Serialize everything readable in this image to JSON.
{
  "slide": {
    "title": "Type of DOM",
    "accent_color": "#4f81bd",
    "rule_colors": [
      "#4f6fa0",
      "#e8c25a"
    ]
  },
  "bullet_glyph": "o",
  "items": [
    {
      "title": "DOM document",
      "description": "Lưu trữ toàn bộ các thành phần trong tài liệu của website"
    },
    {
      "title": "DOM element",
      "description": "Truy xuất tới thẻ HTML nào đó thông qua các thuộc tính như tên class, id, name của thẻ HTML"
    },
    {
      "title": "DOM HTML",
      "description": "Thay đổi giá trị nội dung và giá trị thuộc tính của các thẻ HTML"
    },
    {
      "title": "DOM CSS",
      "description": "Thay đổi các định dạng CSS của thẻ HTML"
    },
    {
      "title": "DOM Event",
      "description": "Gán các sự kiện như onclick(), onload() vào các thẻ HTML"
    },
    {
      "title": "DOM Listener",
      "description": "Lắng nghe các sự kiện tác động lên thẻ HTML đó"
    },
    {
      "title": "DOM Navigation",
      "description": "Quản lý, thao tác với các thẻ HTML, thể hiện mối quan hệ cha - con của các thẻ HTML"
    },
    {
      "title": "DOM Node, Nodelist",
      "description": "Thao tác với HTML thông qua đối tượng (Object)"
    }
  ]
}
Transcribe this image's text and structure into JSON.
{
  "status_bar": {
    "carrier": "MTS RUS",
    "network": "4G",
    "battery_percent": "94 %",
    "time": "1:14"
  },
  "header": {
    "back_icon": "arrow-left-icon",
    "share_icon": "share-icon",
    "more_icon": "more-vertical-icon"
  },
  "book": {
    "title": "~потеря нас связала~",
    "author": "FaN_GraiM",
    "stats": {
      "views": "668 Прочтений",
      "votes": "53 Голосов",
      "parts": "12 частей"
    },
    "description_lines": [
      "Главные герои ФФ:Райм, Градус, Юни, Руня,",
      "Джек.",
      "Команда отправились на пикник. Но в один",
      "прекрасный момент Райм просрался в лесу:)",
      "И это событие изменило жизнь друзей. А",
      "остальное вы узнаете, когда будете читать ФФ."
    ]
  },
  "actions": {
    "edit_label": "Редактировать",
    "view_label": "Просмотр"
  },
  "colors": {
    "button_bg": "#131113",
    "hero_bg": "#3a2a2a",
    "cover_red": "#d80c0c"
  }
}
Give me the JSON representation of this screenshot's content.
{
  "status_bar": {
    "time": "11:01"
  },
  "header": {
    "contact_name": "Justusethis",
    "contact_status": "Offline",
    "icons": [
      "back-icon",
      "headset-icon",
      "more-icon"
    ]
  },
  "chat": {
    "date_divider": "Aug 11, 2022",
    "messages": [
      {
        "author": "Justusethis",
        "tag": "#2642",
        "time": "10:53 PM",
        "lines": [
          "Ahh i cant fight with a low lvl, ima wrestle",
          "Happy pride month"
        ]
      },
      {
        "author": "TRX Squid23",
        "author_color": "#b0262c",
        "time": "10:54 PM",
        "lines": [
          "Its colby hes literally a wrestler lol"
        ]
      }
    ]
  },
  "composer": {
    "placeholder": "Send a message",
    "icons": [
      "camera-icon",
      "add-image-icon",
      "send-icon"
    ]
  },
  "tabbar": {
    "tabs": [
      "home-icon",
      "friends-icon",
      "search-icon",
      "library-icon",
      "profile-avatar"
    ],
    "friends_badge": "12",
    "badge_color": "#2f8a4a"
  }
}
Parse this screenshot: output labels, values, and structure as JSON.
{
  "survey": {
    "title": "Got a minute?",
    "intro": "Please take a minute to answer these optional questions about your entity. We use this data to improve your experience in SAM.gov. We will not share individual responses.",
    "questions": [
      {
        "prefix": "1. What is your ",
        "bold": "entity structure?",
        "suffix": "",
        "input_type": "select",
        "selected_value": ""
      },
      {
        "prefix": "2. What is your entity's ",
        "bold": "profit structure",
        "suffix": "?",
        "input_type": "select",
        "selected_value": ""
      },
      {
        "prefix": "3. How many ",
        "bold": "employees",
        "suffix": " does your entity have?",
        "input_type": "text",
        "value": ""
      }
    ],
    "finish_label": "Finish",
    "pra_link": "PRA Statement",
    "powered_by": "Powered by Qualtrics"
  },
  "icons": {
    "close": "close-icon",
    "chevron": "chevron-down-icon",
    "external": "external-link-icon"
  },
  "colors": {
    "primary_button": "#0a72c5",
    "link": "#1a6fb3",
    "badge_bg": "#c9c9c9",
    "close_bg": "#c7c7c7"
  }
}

···

YOUR GOAL — Above are the records. Copy every line in them holding "thông".

RESULT BELOW —
      "description": "Truy xuất tới thẻ HTML nào đó thông qua các thuộc tính như tên class, id, name của thẻ HTML"
      "description": "Thao tác với HTML thông qua đối tượng (Object)"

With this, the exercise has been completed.